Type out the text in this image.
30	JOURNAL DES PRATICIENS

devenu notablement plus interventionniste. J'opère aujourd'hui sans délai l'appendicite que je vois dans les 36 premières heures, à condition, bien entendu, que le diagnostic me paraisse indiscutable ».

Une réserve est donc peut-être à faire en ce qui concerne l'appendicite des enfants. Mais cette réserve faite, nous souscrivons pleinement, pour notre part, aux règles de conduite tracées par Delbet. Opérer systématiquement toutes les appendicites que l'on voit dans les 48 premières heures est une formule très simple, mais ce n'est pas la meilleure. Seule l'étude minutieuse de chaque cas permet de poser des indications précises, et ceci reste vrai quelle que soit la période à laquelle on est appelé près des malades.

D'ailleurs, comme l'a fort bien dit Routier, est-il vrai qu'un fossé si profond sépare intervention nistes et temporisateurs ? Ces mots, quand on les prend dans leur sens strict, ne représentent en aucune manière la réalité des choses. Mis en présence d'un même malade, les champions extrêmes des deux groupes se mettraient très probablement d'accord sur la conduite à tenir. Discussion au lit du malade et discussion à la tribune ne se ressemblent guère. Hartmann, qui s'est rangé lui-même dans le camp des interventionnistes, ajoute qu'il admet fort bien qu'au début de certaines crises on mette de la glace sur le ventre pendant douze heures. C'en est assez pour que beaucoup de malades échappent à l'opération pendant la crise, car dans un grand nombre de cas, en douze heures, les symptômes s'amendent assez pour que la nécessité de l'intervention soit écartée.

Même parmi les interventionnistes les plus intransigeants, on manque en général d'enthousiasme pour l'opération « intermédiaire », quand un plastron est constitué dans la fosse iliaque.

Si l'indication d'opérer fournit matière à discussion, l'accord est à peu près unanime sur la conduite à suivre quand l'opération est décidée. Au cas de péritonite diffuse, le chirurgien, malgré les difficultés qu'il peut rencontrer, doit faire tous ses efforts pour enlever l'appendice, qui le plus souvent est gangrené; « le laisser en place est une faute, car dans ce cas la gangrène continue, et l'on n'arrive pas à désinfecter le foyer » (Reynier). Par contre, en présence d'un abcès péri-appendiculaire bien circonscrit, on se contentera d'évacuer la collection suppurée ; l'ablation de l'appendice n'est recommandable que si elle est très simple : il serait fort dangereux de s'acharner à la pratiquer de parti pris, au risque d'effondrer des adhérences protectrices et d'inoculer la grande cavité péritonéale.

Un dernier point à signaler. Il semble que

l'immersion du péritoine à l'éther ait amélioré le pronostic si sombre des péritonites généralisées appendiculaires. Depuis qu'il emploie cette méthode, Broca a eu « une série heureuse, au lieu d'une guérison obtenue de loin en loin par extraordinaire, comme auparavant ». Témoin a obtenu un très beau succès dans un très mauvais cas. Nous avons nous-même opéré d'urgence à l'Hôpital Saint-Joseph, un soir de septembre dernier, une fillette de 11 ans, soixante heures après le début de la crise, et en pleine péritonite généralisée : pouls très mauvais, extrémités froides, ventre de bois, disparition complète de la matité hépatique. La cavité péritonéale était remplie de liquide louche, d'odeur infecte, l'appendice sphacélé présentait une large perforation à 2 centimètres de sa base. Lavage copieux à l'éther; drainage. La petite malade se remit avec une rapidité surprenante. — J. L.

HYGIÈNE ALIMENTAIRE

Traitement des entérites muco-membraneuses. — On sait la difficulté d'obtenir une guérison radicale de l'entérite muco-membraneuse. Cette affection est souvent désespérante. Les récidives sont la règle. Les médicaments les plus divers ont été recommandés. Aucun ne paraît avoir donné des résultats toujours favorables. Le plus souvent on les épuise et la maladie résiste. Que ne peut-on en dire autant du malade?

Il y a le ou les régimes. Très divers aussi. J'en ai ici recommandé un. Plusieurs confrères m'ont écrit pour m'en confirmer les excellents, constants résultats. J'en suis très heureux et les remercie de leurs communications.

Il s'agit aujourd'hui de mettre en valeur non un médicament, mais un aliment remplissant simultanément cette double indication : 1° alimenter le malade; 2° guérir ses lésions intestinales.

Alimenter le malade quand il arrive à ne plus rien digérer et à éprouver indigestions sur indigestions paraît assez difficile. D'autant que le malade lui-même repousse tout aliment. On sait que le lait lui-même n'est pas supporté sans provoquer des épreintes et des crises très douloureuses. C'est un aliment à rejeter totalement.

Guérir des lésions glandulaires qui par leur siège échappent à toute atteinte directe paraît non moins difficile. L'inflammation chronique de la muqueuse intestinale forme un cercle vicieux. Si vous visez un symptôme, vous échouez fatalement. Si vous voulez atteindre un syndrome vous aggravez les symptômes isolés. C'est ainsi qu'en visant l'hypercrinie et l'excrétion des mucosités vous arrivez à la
---
From the records given above, copy all lines containing "faire".

Expected answer ▸
Une réserve est donc peut-être à faire en ce qui concerne l'appendicite des enfants. Mais cette réserve faite, nous souscrivons pleinement, pour notre part, aux règles de conduite tracées par Delbet. Opérer systématiquement toutes les appendicites que l'on voit dans les 48 premières heures est une formule très simple, mais ce n'est pas la meilleure. Seule l'étude minutieuse de chaque cas permet de poser des indications précises, et ceci reste vrai quelle que soit la période à laquelle on est appelé près des malades.
Si l'indication d'opérer fournit matière à discussion, l'accord est à peu près unanime sur la conduite à suivre quand l'opération est décidée. Au cas de péritonite diffuse, le chirurgien, malgré les difficultés qu'il peut rencontrer, doit faire tous ses efforts pour enlever l'appendice, qui le plus souvent est gangrené; « le laisser en place est une faute, car dans ce cas la gangrène continue, et l'on n'arrive pas à désinfecter le foyer » (Reynier). Par contre, en présence d'un abcès péri-appendiculaire bien circonscrit, on se contentera d'évacuer la collection suppurée ; l'ablation de l'appendice n'est recommandable que si elle est très simple : il serait fort dangereux de s'acharner à la pratiquer de parti pris, au risque d'effondrer des adhérences protectrices et d'inoculer la grande cavité péritonéale.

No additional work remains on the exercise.